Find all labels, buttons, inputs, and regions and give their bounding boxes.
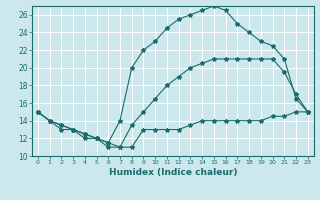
X-axis label: Humidex (Indice chaleur): Humidex (Indice chaleur) [108,168,237,177]
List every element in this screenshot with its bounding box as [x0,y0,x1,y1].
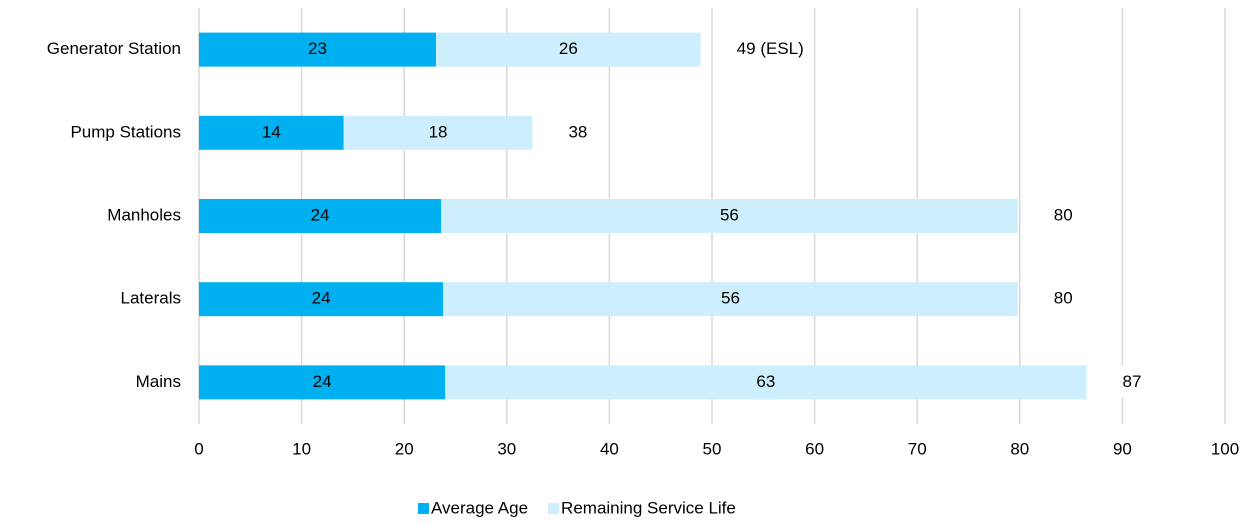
y-tick-label: Laterals [121,289,181,308]
bar-segment [436,32,701,67]
data-label: 63 [756,372,775,391]
legend-label: Average Age [431,498,528,517]
x-tick-label: 70 [908,439,927,458]
total-label-bg [564,116,592,148]
legend-swatch [548,503,560,514]
total-label: 80 [1054,289,1073,308]
legend-label: Remaining Service Life [561,498,736,517]
y-tick-label: Mains [136,372,181,391]
bar-segment [343,115,533,150]
data-label: 24 [313,372,332,391]
data-label: 26 [559,39,578,58]
total-label: 87 [1122,372,1141,391]
data-label: 24 [312,289,331,308]
x-tick-label: 50 [703,439,722,458]
total-label: 49 (ESL) [737,39,804,58]
total-label-bg [1118,365,1146,397]
bar-segment [199,115,344,150]
data-label: 24 [311,205,330,224]
total-label-bg [732,33,808,65]
legend-swatch [418,503,429,514]
data-label: 14 [262,122,281,141]
bar-segment [199,32,437,67]
x-tick-label: 10 [292,439,311,458]
bar-segment [199,282,444,317]
x-tick-label: 30 [497,439,516,458]
x-tick-label: 60 [805,439,824,458]
total-label-bg [1049,199,1077,231]
bar-segment [441,199,1018,233]
data-label: 23 [308,39,327,58]
x-tick-label: 90 [1113,439,1132,458]
total-label-bg [1049,282,1077,314]
bar-segment [443,282,1018,317]
y-tick-label: Pump Stations [70,122,181,141]
total-label: 80 [1054,205,1073,224]
y-tick-label: Manholes [107,205,181,224]
y-tick-label: Generator Station [47,39,181,58]
total-label: 38 [568,122,587,141]
bar-segment [199,199,442,233]
data-label: 56 [720,205,739,224]
data-label: 18 [429,122,448,141]
bar-segment [445,365,1087,400]
data-label: 56 [721,289,740,308]
x-tick-label: 100 [1211,439,1239,458]
x-tick-label: 0 [194,439,203,458]
x-tick-label: 40 [600,439,619,458]
x-tick-label: 80 [1010,439,1029,458]
x-tick-label: 20 [395,439,414,458]
bar-segment [199,365,446,400]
□ □ □ □ □
▶ [TASK PROMPT]: Please put every line of the listing above into a JSON list of strings, one string per line, skipping blank lines. Leave the pictures out of the answer.

▶ [RESULT OF THE EXERCISE]:
[
  "Find all labels, buttons, inputs, and regions and give their bounding boxes.",
  "X-axis label: Humidex (Indice chaleur): Humidex (Indice chaleur) [108,168,237,177]",
  "List every element in this screenshot with its bounding box as [x0,y0,x1,y1].",
  "y-tick-label: Laterals [121,289,181,308]",
  "bar-segment [436,32,701,67]",
  "data-label: 63 [756,372,775,391]",
  "legend-label: Average Age [431,498,528,517]",
  "x-tick-label: 70 [908,439,927,458]",
  "total-label-bg [564,116,592,148]",
  "legend-swatch [548,503,560,514]",
  "total-label: 80 [1054,289,1073,308]",
  "legend-label: Remaining Service Life [561,498,736,517]",
  "y-tick-label: Mains [136,372,181,391]",
  "bar-segment [343,115,533,150]",
  "data-label: 24 [313,372,332,391]",
  "data-label: 26 [559,39,578,58]",
  "total-label: 87 [1122,372,1141,391]",
  "data-label: 24 [312,289,331,308]",
  "x-tick-label: 50 [703,439,722,458]",
  "total-label: 49 (ESL) [737,39,804,58]",
  "total-label-bg [1118,365,1146,397]",
  "bar-segment [199,115,344,150]",
  "data-label: 24 [311,205,330,224]",
  "total-label-bg [732,33,808,65]",
  "legend-swatch [418,503,429,514]",
  "data-label: 14 [262,122,281,141]",
  "bar-segment [199,32,437,67]",
  "x-tick-label: 10 [292,439,311,458]",
  "bar-segment [199,282,444,317]",
  "x-tick-label: 30 [497,439,516,458]",
  "x-tick-label: 60 [805,439,824,458]",
  "total-label-bg [1049,199,1077,231]",
  "bar-segment [441,199,1018,233]",
  "data-label: 23 [308,39,327,58]",
  "x-tick-label: 90 [1113,439,1132,458]",
  "total-label-bg [1049,282,1077,314]",
  "bar-segment [443,282,1018,317]",
  "y-tick-label: Pump Stations [70,122,181,141]",
  "total-label: 80 [1054,205,1073,224]",
  "y-tick-label: Manholes [107,205,181,224]",
  "y-tick-label: Generator Station [47,39,181,58]",
  "total-label: 38 [568,122,587,141]",
  "bar-segment [199,199,442,233]",
  "data-label: 56 [720,205,739,224]",
  "data-label: 18 [429,122,448,141]",
  "bar-segment [445,365,1087,400]",
  "data-label: 56 [721,289,740,308]",
  "x-tick-label: 100 [1211,439,1239,458]",
  "x-tick-label: 0 [194,439,203,458]",
  "x-tick-label: 40 [600,439,619,458]",
  "x-tick-label: 80 [1010,439,1029,458]",
  "x-tick-label: 20 [395,439,414,458]",
  "bar-segment [199,365,446,400]"
]